• SET EXERCISE: What lines of the data hold the string "Silber"? Pull each one out.

• SUPPLIED ENTRIES:
┌────────
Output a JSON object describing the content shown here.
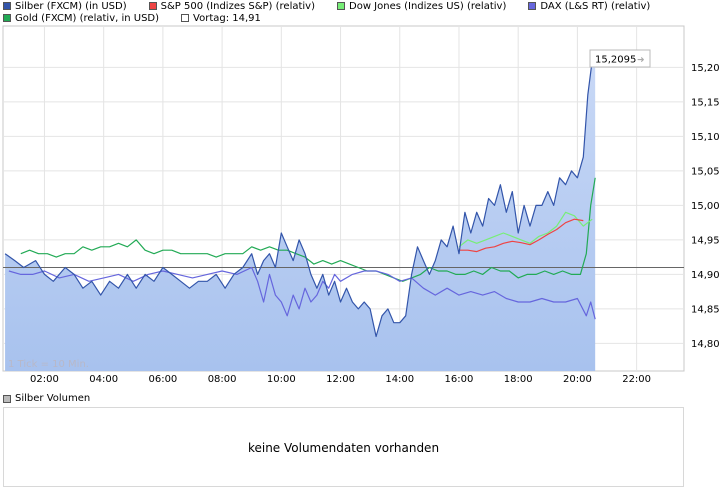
{
  "legend": [
    {
      "label": "Silber (FXCM) (in USD)",
      "color": "#3355aa"
    },
    {
      "label": "S&P 500 (Indizes S&P) (relativ)",
      "color": "#ee4444"
    },
    {
      "label": "Dow Jones (Indizes US) (relativ)",
      "color": "#77ee77"
    },
    {
      "label": "DAX (L&S RT) (relativ)",
      "color": "#6666dd"
    },
    {
      "label": "Gold (FXCM) (relativ, in USD)",
      "color": "#22aa55"
    },
    {
      "label": "Vortag: 14,91",
      "color": "#ffffff"
    }
  ],
  "tick_note": "1 Tick = 10 Min.",
  "last_value_label": "15,2095",
  "volume": {
    "legend_label": "Silber Volumen",
    "legend_color": "#bbbbbb",
    "message": "keine Volumendaten vorhanden"
  },
  "chart_data": {
    "type": "line",
    "title": "",
    "x_unit": "hour",
    "xlim": [
      0.6,
      23.6
    ],
    "ylim": [
      14.76,
      15.26
    ],
    "x_ticks": [
      2,
      4,
      6,
      8,
      10,
      12,
      14,
      16,
      18,
      20,
      22
    ],
    "x_tick_labels": [
      "02:00",
      "04:00",
      "06:00",
      "08:00",
      "10:00",
      "12:00",
      "14:00",
      "16:00",
      "18:00",
      "20:00",
      "22:00"
    ],
    "y_ticks": [
      14.8,
      14.85,
      14.9,
      14.95,
      15.0,
      15.05,
      15.1,
      15.15,
      15.2
    ],
    "y_tick_labels": [
      "14,80",
      "14,85",
      "14,90",
      "14,95",
      "15,00",
      "15,05",
      "15,10",
      "15,15",
      "15,20"
    ],
    "reference_line": {
      "label": "Vortag",
      "value": 14.91
    },
    "grid": true,
    "legend_position": "top",
    "series": [
      {
        "name": "Silber (FXCM) (in USD)",
        "color": "#3355aa",
        "fill": true,
        "x": [
          0.67,
          1.0,
          1.3,
          1.7,
          2.0,
          2.3,
          2.7,
          3.0,
          3.3,
          3.6,
          3.9,
          4.2,
          4.5,
          4.8,
          5.1,
          5.4,
          5.7,
          6.0,
          6.3,
          6.6,
          6.9,
          7.2,
          7.5,
          7.8,
          8.1,
          8.4,
          8.7,
          9.0,
          9.2,
          9.4,
          9.6,
          9.8,
          10.0,
          10.2,
          10.4,
          10.6,
          10.8,
          11.0,
          11.2,
          11.4,
          11.6,
          11.8,
          12.0,
          12.2,
          12.4,
          12.6,
          12.8,
          13.0,
          13.2,
          13.4,
          13.6,
          13.8,
          14.0,
          14.2,
          14.4,
          14.6,
          14.8,
          15.0,
          15.2,
          15.4,
          15.6,
          15.8,
          16.0,
          16.2,
          16.4,
          16.6,
          16.8,
          17.0,
          17.2,
          17.4,
          17.6,
          17.8,
          18.0,
          18.2,
          18.4,
          18.6,
          18.8,
          19.0,
          19.2,
          19.4,
          19.6,
          19.8,
          20.0,
          20.2,
          20.35,
          20.5,
          20.6
        ],
        "y": [
          14.93,
          14.92,
          14.91,
          14.92,
          14.9,
          14.89,
          14.91,
          14.9,
          14.88,
          14.89,
          14.87,
          14.89,
          14.88,
          14.9,
          14.88,
          14.9,
          14.89,
          14.91,
          14.9,
          14.89,
          14.88,
          14.89,
          14.89,
          14.9,
          14.88,
          14.9,
          14.91,
          14.93,
          14.9,
          14.92,
          14.93,
          14.91,
          14.96,
          14.94,
          14.92,
          14.95,
          14.93,
          14.9,
          14.88,
          14.9,
          14.87,
          14.89,
          14.86,
          14.88,
          14.86,
          14.85,
          14.86,
          14.85,
          14.81,
          14.84,
          14.85,
          14.83,
          14.83,
          14.84,
          14.9,
          14.94,
          14.92,
          14.9,
          14.92,
          14.95,
          14.94,
          14.97,
          14.93,
          14.99,
          14.96,
          14.99,
          14.97,
          15.01,
          15.0,
          15.03,
          14.99,
          15.02,
          14.96,
          15.0,
          14.97,
          15.0,
          15.0,
          15.02,
          15.0,
          15.04,
          15.03,
          15.05,
          15.04,
          15.07,
          15.16,
          15.21,
          15.21
        ]
      },
      {
        "name": "S&P 500 (Indizes S&P) (relativ)",
        "color": "#ee4444",
        "fill": false,
        "x": [
          16.0,
          16.3,
          16.6,
          16.9,
          17.2,
          17.5,
          17.8,
          18.1,
          18.4,
          18.7,
          19.0,
          19.3,
          19.6,
          19.9,
          20.2
        ],
        "y": [
          14.935,
          14.935,
          14.933,
          14.938,
          14.94,
          14.945,
          14.948,
          14.946,
          14.943,
          14.95,
          14.958,
          14.965,
          14.975,
          14.98,
          14.978
        ]
      },
      {
        "name": "Dow Jones (Indizes US) (relativ)",
        "color": "#77ee77",
        "fill": false,
        "x": [
          16.0,
          16.3,
          16.6,
          16.9,
          17.2,
          17.5,
          17.8,
          18.1,
          18.4,
          18.7,
          19.0,
          19.3,
          19.6,
          19.9,
          20.2,
          20.5
        ],
        "y": [
          14.94,
          14.95,
          14.945,
          14.95,
          14.955,
          14.96,
          14.955,
          14.95,
          14.945,
          14.955,
          14.96,
          14.97,
          14.99,
          14.985,
          14.97,
          14.98
        ]
      },
      {
        "name": "DAX (L&S RT) (relativ)",
        "color": "#6666dd",
        "fill": false,
        "x": [
          0.8,
          1.2,
          1.6,
          2.0,
          2.5,
          3.0,
          3.5,
          4.0,
          4.5,
          5.0,
          5.5,
          6.0,
          6.5,
          7.0,
          7.5,
          8.0,
          8.5,
          9.0,
          9.2,
          9.4,
          9.6,
          9.8,
          10.0,
          10.2,
          10.4,
          10.6,
          10.8,
          11.0,
          11.2,
          11.4,
          11.6,
          11.8,
          12.0,
          12.4,
          12.8,
          13.2,
          13.6,
          14.0,
          14.4,
          14.8,
          15.2,
          15.6,
          16.0,
          16.4,
          16.8,
          17.2,
          17.6,
          18.0,
          18.4,
          18.8,
          19.2,
          19.6,
          20.0,
          20.3,
          20.45,
          20.6
        ],
        "y": [
          14.905,
          14.9,
          14.9,
          14.905,
          14.895,
          14.9,
          14.89,
          14.895,
          14.9,
          14.89,
          14.9,
          14.905,
          14.9,
          14.895,
          14.9,
          14.905,
          14.9,
          14.91,
          14.89,
          14.86,
          14.9,
          14.87,
          14.86,
          14.84,
          14.87,
          14.85,
          14.88,
          14.86,
          14.87,
          14.89,
          14.88,
          14.9,
          14.89,
          14.9,
          14.905,
          14.905,
          14.9,
          14.89,
          14.895,
          14.88,
          14.87,
          14.88,
          14.87,
          14.875,
          14.87,
          14.875,
          14.865,
          14.86,
          14.86,
          14.865,
          14.86,
          14.86,
          14.865,
          14.84,
          14.86,
          14.835
        ]
      },
      {
        "name": "Gold (FXCM) (relativ, in USD)",
        "color": "#22aa55",
        "fill": false,
        "x": [
          1.2,
          1.5,
          1.8,
          2.1,
          2.4,
          2.7,
          3.0,
          3.3,
          3.6,
          3.9,
          4.2,
          4.5,
          4.8,
          5.1,
          5.4,
          5.7,
          6.0,
          6.3,
          6.6,
          6.9,
          7.2,
          7.5,
          7.8,
          8.1,
          8.4,
          8.7,
          9.0,
          9.3,
          9.6,
          9.9,
          10.2,
          10.5,
          10.8,
          11.1,
          11.4,
          11.7,
          12.0,
          12.3,
          12.6,
          12.9,
          13.2,
          13.5,
          13.8,
          14.1,
          14.4,
          14.7,
          15.0,
          15.3,
          15.6,
          15.9,
          16.2,
          16.5,
          16.8,
          17.1,
          17.4,
          17.7,
          18.0,
          18.3,
          18.6,
          18.9,
          19.2,
          19.5,
          19.8,
          20.1,
          20.3,
          20.45,
          20.6
        ],
        "y": [
          14.93,
          14.935,
          14.93,
          14.93,
          14.925,
          14.93,
          14.93,
          14.94,
          14.935,
          14.94,
          14.94,
          14.945,
          14.94,
          14.95,
          14.935,
          14.93,
          14.935,
          14.935,
          14.93,
          14.93,
          14.93,
          14.93,
          14.925,
          14.93,
          14.93,
          14.93,
          14.94,
          14.935,
          14.94,
          14.935,
          14.935,
          14.93,
          14.925,
          14.915,
          14.92,
          14.915,
          14.92,
          14.915,
          14.91,
          14.905,
          14.905,
          14.9,
          14.895,
          14.89,
          14.895,
          14.9,
          14.91,
          14.905,
          14.905,
          14.9,
          14.9,
          14.905,
          14.9,
          14.91,
          14.905,
          14.905,
          14.895,
          14.9,
          14.9,
          14.905,
          14.9,
          14.905,
          14.9,
          14.9,
          14.93,
          15.0,
          15.04
        ]
      }
    ]
  }
}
└────────
• IN RESPONSE:
      "label": "Silber (FXCM) (in USD)",
    "legend_label": "Silber Volumen",
        "name": "Silber (FXCM) (in USD)",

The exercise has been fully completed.